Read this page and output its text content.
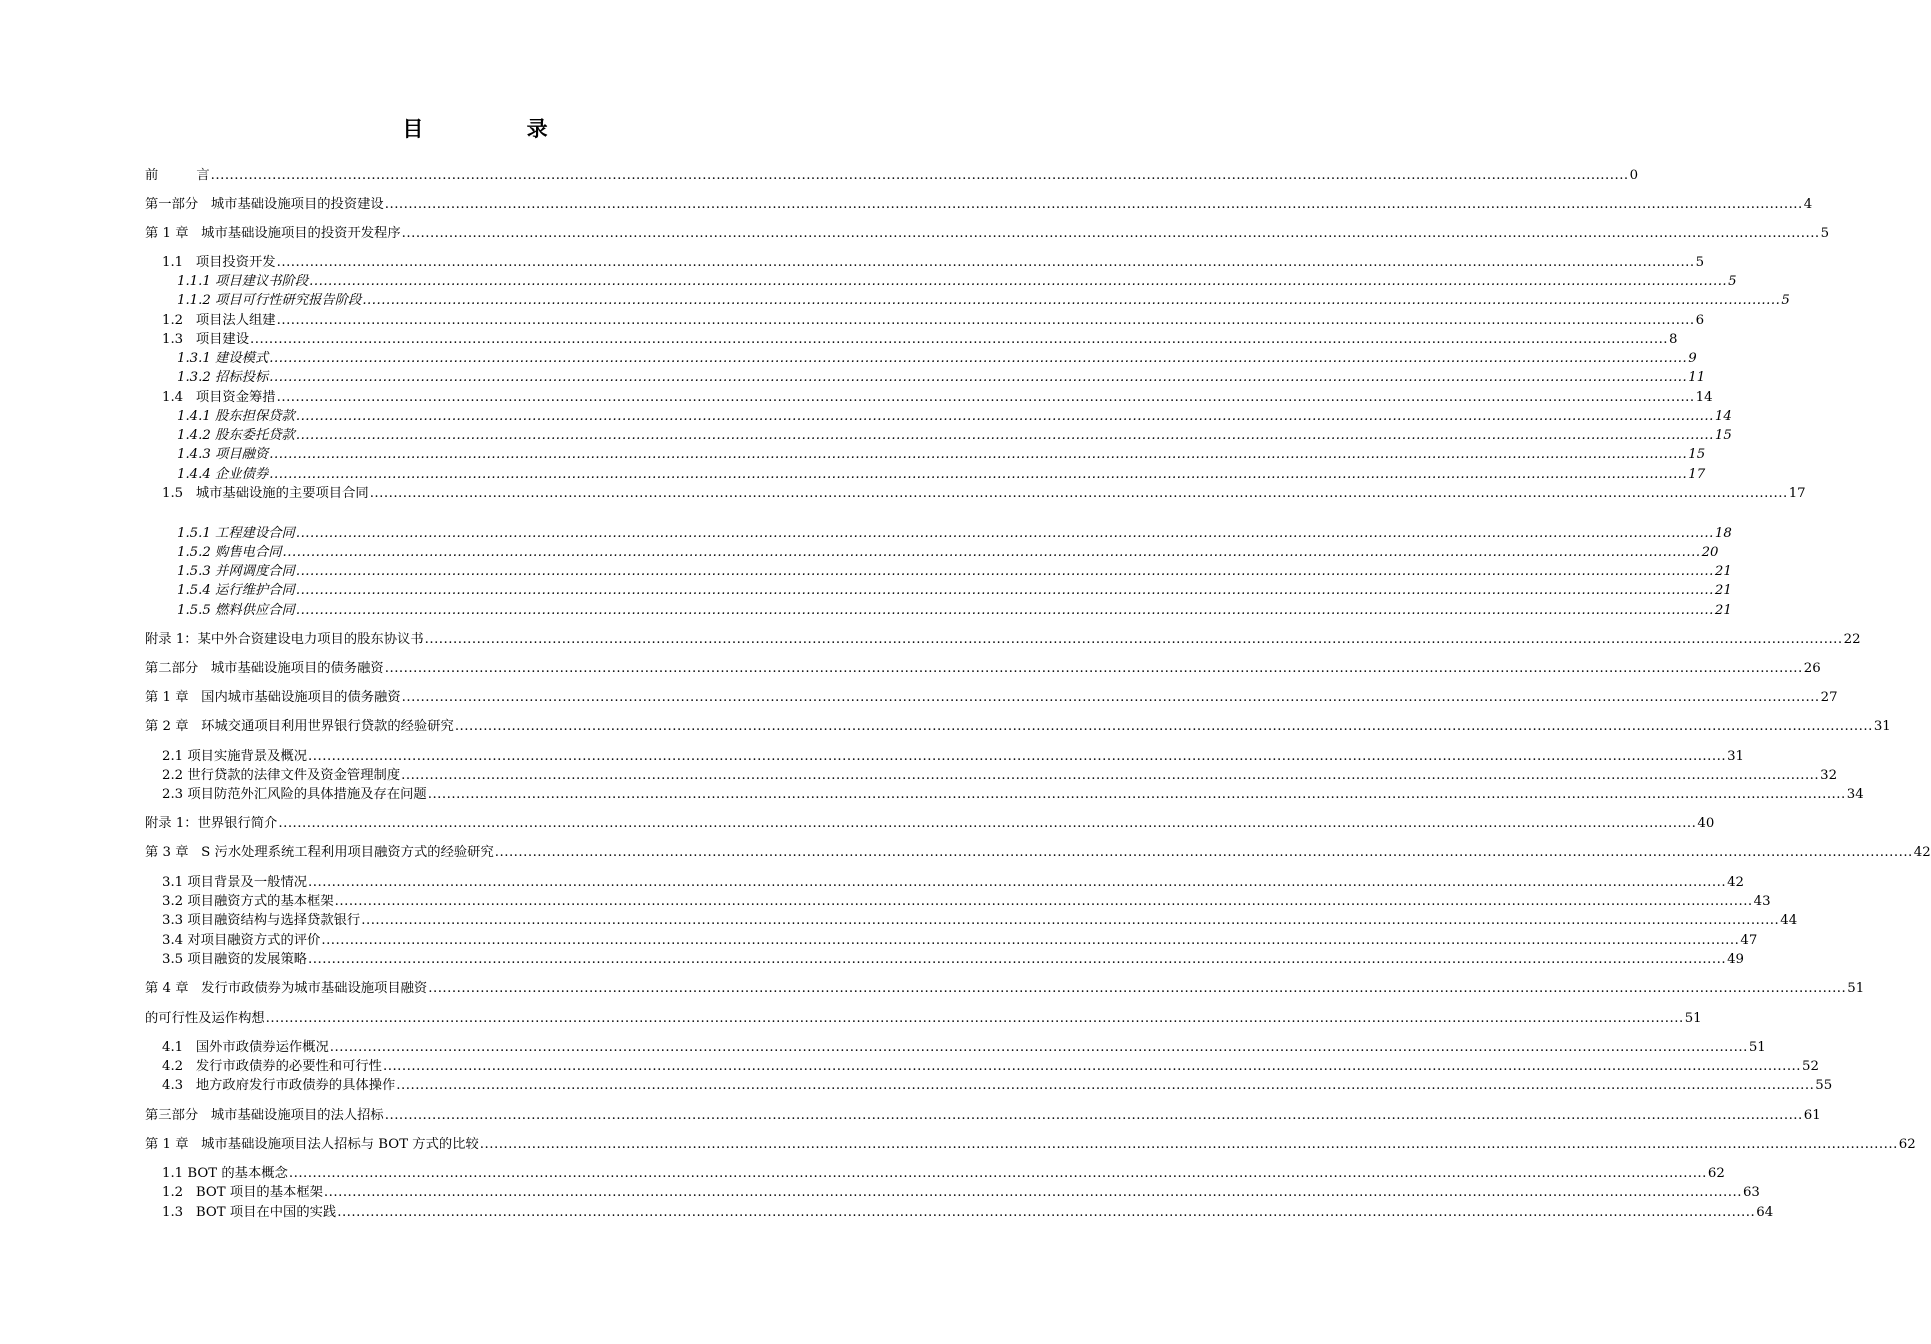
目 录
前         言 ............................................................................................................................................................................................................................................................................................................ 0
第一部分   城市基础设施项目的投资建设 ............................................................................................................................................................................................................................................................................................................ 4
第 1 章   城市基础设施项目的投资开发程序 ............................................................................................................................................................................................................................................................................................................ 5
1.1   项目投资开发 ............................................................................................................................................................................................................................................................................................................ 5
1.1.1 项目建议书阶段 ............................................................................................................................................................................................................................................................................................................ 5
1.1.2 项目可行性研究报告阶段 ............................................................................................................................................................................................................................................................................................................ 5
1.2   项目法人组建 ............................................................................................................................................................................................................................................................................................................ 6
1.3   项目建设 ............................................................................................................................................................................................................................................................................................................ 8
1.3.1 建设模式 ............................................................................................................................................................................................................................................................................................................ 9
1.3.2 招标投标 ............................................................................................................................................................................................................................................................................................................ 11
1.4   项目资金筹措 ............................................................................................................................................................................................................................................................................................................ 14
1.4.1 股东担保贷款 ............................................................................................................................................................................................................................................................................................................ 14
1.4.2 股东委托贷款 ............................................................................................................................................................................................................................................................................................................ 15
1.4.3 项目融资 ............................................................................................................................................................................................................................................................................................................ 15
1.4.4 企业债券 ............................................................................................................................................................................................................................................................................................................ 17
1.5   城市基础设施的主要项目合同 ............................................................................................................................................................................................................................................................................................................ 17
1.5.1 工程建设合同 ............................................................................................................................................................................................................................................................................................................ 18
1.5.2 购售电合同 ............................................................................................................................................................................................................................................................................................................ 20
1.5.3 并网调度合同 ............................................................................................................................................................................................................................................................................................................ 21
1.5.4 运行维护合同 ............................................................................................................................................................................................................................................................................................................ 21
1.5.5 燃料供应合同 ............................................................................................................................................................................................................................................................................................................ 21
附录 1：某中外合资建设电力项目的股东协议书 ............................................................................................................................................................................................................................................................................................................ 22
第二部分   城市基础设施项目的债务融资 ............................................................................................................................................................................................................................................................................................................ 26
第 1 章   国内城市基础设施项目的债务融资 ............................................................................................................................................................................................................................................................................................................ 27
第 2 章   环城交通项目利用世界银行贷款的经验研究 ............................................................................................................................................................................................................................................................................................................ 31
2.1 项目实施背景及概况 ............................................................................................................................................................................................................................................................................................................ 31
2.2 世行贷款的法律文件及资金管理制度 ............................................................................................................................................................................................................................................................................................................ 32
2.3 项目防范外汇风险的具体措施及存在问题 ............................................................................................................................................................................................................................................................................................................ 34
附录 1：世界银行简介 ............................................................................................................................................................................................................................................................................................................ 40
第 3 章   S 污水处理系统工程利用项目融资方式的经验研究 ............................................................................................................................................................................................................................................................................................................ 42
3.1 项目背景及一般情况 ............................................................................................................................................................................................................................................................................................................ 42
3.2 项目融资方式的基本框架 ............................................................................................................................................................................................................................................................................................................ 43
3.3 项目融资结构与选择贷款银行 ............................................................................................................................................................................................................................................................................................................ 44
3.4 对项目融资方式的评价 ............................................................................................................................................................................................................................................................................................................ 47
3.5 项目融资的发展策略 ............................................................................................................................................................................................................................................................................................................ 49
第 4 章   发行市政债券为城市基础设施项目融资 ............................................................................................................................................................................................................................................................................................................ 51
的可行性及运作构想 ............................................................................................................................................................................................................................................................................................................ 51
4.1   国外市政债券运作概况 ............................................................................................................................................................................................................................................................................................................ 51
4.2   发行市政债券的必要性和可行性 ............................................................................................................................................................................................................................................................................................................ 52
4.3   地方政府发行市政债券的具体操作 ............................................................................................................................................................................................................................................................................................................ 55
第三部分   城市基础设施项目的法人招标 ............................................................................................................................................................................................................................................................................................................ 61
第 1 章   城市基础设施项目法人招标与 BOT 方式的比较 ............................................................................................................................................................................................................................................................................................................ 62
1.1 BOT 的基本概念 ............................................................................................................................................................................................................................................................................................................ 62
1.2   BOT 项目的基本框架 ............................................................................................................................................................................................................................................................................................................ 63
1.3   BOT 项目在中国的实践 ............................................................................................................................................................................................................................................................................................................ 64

▬▬▬▬▬▬▬▬▬▬

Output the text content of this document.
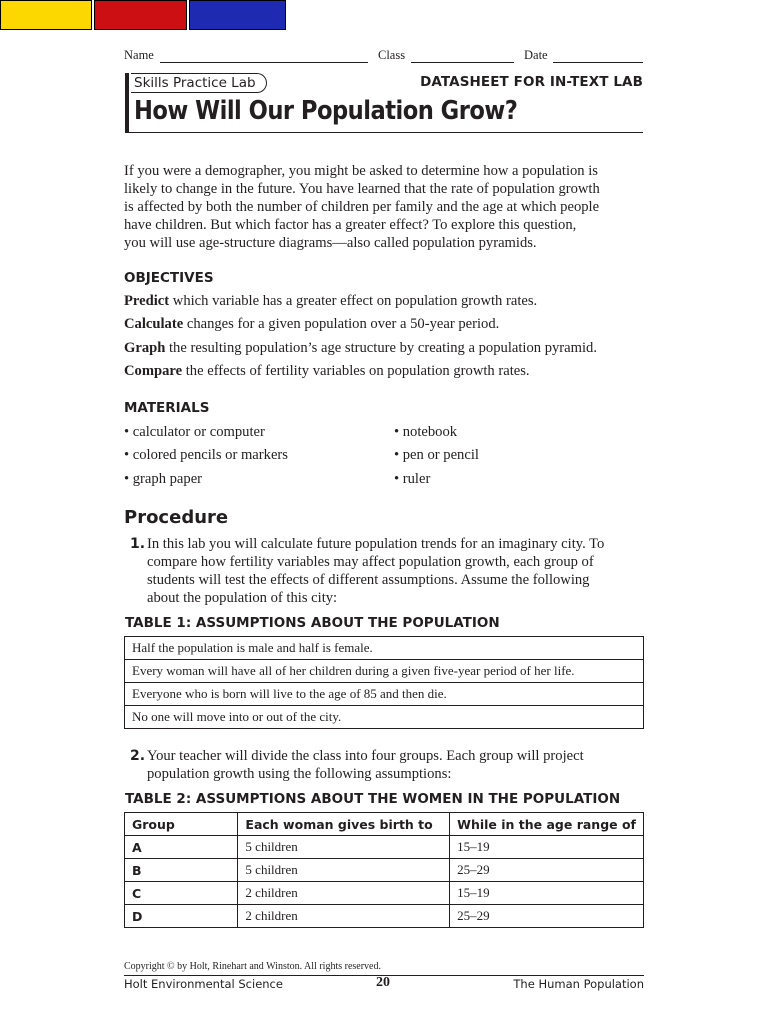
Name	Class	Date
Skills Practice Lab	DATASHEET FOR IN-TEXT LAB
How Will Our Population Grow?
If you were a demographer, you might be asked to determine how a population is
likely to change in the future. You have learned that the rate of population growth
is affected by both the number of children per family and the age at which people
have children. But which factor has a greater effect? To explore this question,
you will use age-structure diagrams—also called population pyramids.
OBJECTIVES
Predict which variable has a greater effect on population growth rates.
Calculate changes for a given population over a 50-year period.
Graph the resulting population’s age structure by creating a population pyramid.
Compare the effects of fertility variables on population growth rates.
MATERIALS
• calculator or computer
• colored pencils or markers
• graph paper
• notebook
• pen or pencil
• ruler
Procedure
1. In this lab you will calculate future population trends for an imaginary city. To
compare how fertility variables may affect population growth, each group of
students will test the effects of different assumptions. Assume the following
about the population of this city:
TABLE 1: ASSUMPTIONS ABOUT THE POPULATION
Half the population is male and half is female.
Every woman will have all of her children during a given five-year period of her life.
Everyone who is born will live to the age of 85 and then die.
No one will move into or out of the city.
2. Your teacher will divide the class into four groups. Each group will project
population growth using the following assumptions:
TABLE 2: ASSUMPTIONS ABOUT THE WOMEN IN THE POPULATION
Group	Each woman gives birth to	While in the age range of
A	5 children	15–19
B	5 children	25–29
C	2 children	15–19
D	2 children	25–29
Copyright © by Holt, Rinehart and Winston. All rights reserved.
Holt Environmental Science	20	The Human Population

▬▬▬▬▬▬▬▬▬▬

**Requirement**
Give solely the number of lines in the data that contain the string "year".

**Solution to the problem**
2